Records from a collection –
# # #
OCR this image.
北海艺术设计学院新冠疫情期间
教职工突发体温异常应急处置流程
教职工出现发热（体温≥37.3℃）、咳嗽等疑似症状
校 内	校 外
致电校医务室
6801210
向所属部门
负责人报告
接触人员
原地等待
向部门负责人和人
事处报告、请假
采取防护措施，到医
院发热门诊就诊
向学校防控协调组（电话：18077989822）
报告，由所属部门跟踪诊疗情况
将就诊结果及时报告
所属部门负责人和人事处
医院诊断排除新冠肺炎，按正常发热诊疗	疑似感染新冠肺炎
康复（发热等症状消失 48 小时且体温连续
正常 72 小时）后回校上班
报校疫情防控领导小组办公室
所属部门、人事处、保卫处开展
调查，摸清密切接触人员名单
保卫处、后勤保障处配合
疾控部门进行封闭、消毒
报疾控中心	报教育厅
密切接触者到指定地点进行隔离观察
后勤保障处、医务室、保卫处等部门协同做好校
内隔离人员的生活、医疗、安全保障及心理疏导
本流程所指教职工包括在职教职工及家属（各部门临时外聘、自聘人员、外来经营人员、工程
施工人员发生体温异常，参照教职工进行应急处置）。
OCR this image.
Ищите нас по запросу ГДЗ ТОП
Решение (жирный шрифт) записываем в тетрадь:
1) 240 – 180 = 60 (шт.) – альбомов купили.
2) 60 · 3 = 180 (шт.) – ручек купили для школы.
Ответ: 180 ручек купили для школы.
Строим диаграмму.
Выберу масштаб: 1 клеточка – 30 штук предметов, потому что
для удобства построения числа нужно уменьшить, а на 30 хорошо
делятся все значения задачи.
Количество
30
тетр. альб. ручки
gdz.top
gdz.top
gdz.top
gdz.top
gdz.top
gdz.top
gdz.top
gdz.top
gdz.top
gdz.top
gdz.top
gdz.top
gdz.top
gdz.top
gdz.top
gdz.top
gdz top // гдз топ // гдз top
# # #
Select and copy every line from the records that includes the word "ручек".

2) 60 · 3 = 180 (шт.) – ручек купили для школы.
Ответ: 180 ручек купили для школы.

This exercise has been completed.